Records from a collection

# # # # # # #

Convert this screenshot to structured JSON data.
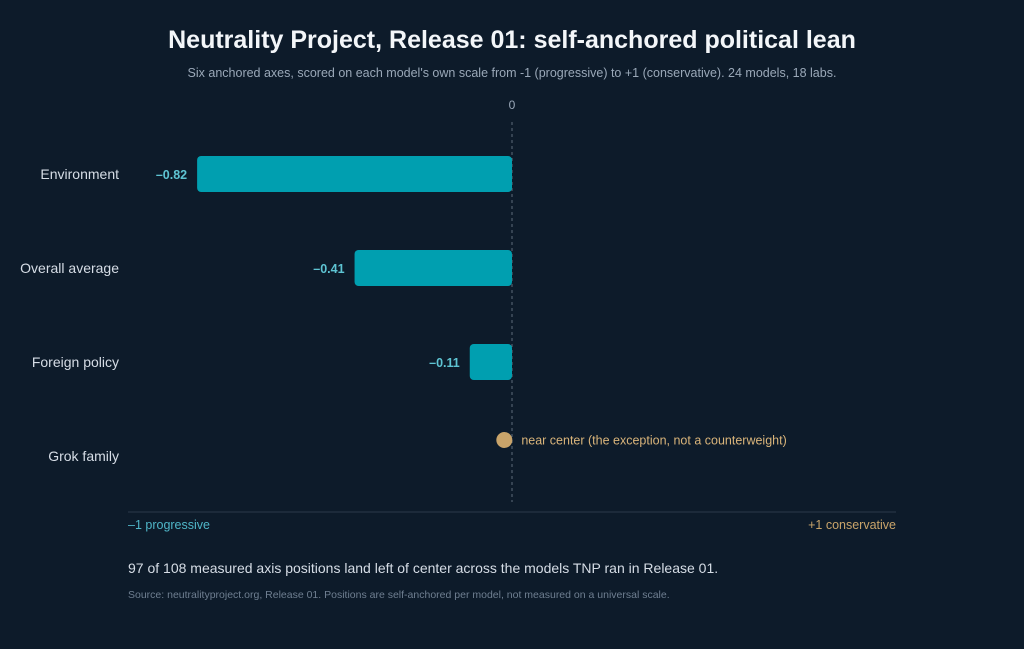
{
  "header": {
    "title": "Neutrality Project, Release 01: self-anchored political lean",
    "subtitle": "Six anchored axes, scored on each model's own scale from -1 (progressive) to +1 (conservative). 24 models, 18 labs."
  },
  "chart_data": {
    "type": "bar",
    "orientation": "horizontal",
    "categories": [
      "Environment",
      "Overall average",
      "Foreign policy",
      "Grok family"
    ],
    "values": [
      -0.82,
      -0.41,
      -0.11,
      -0.02
    ],
    "value_labels": [
      "–0.82",
      "–0.41",
      "–0.11",
      ""
    ],
    "markers": [
      {
        "category": "Grok family",
        "value": -0.02,
        "label": "near center (the exception, not a counterweight)"
      }
    ],
    "xlim": [
      -1,
      1
    ],
    "zero_tick_label": "0",
    "axis_left_label": "–1 progressive",
    "axis_right_label": "+1 conservative",
    "colors": {
      "bar": "#009fb0",
      "marker": "#c9a46a",
      "zero_line": "#5d6b7a",
      "baseline": "#2c3a4b"
    }
  },
  "footer": {
    "summary": "97 of 108 measured axis positions land left of center across the models TNP ran in Release 01.",
    "source": "Source: neutralityproject.org, Release 01. Positions are self-anchored per model, not measured on a universal scale."
  }
}
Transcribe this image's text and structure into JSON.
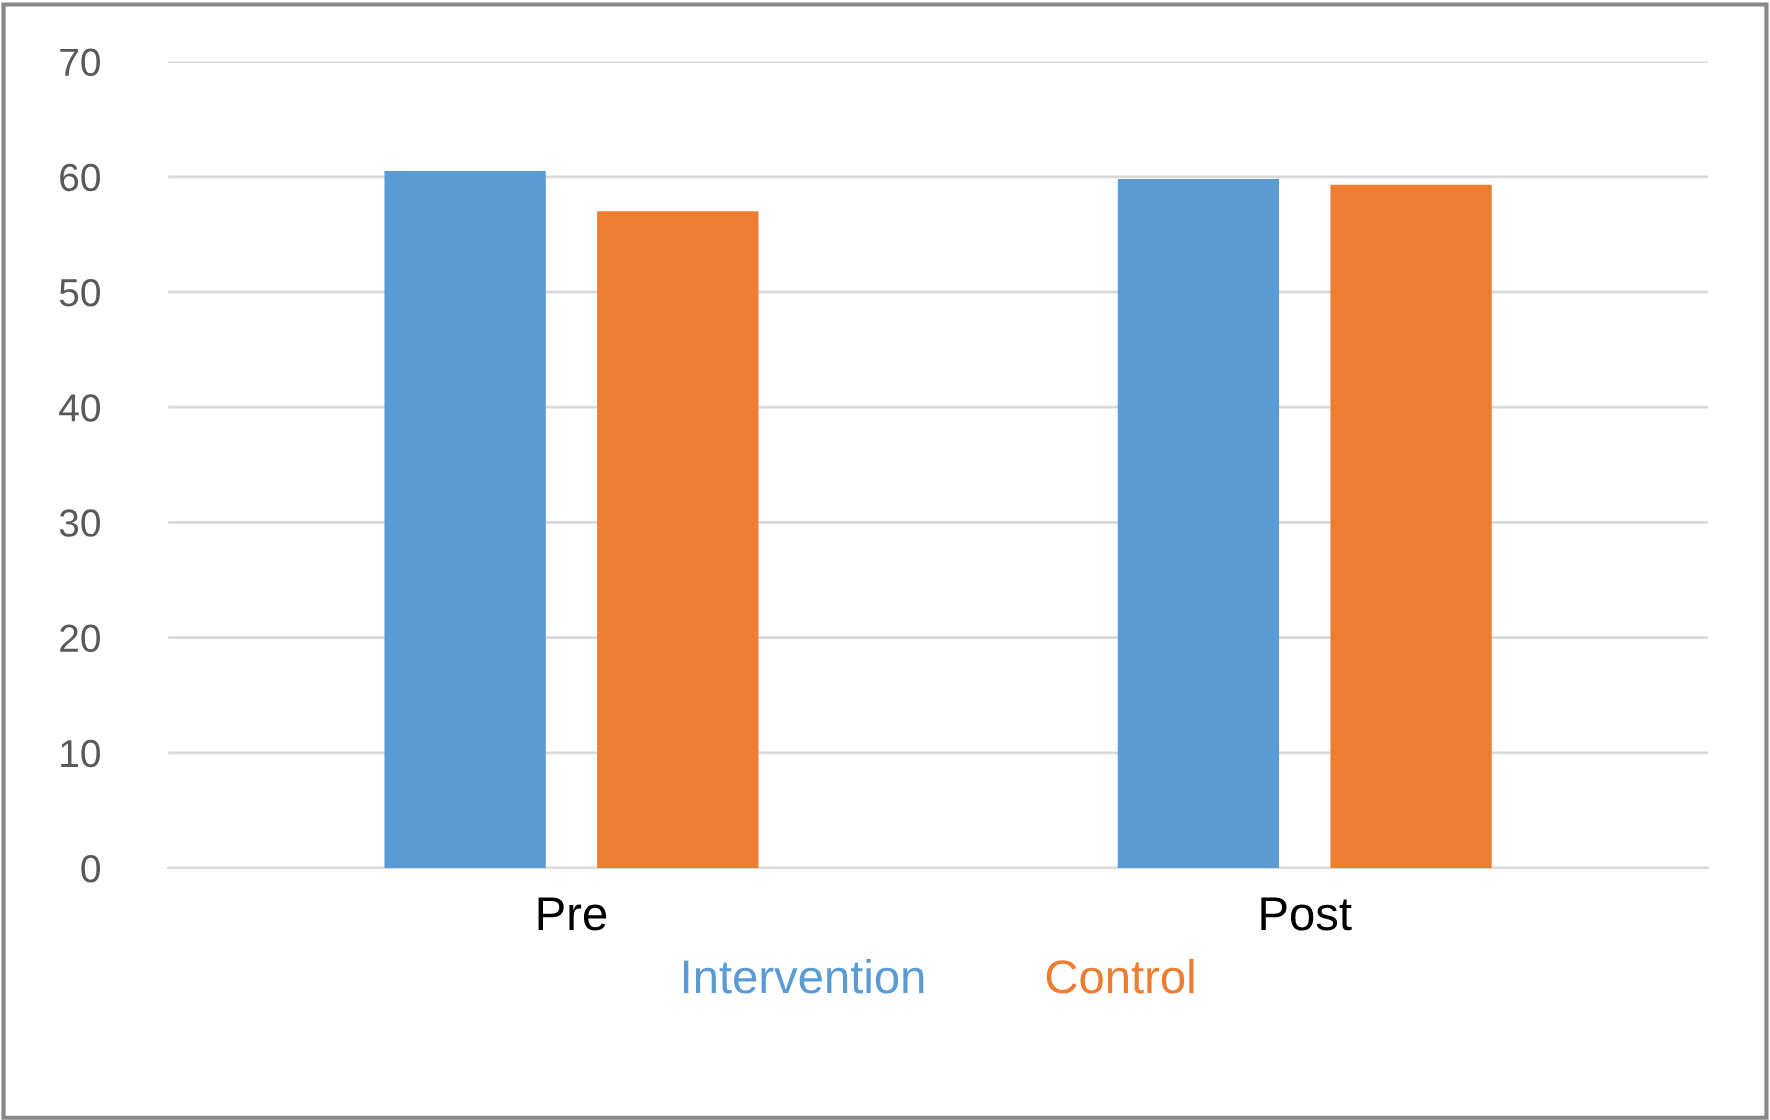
{
  "chart_data": {
    "type": "bar",
    "categories": [
      "Pre",
      "Post"
    ],
    "series": [
      {
        "name": "Intervention",
        "color": "#5b9bd5",
        "values": [
          60.5,
          59.8
        ]
      },
      {
        "name": "Control",
        "color": "#ed7d31",
        "values": [
          57.0,
          59.3
        ]
      }
    ],
    "ylim": [
      0,
      70
    ],
    "yticks": [
      0,
      10,
      20,
      30,
      40,
      50,
      60,
      70
    ],
    "grid": "y",
    "legend": "bottom"
  }
}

# # # # # # #

● What you need to do: Give an exact reproduction of every line, leaving out any picture.

● Final result:
Convert this screenshot to structured JSON data.
{
  "header": {
    "title": "Neutrality Project, Release 01: self-anchored political lean",
    "subtitle": "Six anchored axes, scored on each model's own scale from -1 (progressive) to +1 (conservative). 24 models, 18 labs."
  },
  "chart_data": {
    "type": "bar",
    "orientation": "horizontal",
    "categories": [
      "Environment",
      "Overall average",
      "Foreign policy",
      "Grok family"
    ],
    "values": [
      -0.82,
      -0.41,
      -0.11,
      -0.02
    ],
    "value_labels": [
      "–0.82",
      "–0.41",
      "–0.11",
      ""
    ],
    "markers": [
      {
        "category": "Grok family",
        "value": -0.02,
        "label": "near center (the exception, not a counterweight)"
      }
    ],
    "xlim": [
      -1,
      1
    ],
    "zero_tick_label": "0",
    "axis_left_label": "–1 progressive",
    "axis_right_label": "+1 conservative",
    "colors": {
      "bar": "#009fb0",
      "marker": "#c9a46a",
      "zero_line": "#5d6b7a",
      "baseline": "#2c3a4b"
    }
  },
  "footer": {
    "summary": "97 of 108 measured axis positions land left of center across the models TNP ran in Release 01.",
    "source": "Source: neutralityproject.org, Release 01. Positions are self-anchored per model, not measured on a universal scale."
  }
}
Transcribe this image's text and structure into JSON.
{
  "chart_data": {
    "type": "bar",
    "categories": [
      "Pre",
      "Post"
    ],
    "series": [
      {
        "name": "Intervention",
        "color": "#5b9bd5",
        "values": [
          60.5,
          59.8
        ]
      },
      {
        "name": "Control",
        "color": "#ed7d31",
        "values": [
          57.0,
          59.3
        ]
      }
    ],
    "ylim": [
      0,
      70
    ],
    "yticks": [
      0,
      10,
      20,
      30,
      40,
      50,
      60,
      70
    ],
    "grid": "y",
    "legend": "bottom"
  }
}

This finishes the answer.